Top of Source data

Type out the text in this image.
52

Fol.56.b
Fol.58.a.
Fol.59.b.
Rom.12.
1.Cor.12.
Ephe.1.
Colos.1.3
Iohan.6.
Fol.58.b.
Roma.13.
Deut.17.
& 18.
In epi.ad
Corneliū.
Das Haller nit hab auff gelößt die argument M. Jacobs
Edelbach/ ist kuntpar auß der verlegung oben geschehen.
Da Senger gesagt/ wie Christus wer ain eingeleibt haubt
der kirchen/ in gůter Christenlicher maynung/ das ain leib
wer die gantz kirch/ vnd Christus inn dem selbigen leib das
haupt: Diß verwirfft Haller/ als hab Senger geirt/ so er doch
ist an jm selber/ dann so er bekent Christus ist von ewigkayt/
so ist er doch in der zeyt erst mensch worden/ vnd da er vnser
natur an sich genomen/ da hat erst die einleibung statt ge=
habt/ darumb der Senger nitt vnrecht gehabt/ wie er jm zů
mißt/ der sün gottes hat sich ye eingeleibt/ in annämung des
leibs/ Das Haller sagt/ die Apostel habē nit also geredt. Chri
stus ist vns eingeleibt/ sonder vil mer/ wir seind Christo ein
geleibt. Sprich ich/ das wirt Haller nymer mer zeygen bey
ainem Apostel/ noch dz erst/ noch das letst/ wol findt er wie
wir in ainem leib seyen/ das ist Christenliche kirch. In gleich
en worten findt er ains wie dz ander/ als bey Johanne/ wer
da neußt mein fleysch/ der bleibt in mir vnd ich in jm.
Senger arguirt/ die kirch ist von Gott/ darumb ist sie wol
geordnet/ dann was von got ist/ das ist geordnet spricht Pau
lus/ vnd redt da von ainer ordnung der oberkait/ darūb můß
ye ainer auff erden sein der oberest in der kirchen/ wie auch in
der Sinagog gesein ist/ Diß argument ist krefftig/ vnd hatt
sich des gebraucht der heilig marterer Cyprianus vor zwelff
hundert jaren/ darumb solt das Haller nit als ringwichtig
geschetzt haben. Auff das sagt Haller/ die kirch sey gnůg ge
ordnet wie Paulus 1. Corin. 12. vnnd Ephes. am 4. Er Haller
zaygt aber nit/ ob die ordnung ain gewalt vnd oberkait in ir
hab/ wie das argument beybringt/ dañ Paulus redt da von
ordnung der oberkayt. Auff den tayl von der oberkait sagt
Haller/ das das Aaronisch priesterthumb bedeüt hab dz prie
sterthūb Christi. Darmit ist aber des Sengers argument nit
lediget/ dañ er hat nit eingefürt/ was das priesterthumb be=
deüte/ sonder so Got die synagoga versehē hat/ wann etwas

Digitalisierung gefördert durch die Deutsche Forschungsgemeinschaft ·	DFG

Bottom of Source data

→ **Your goal**
Scan the records above and report how many lines include the word "argument", without any other text.

→ **Completed task**
4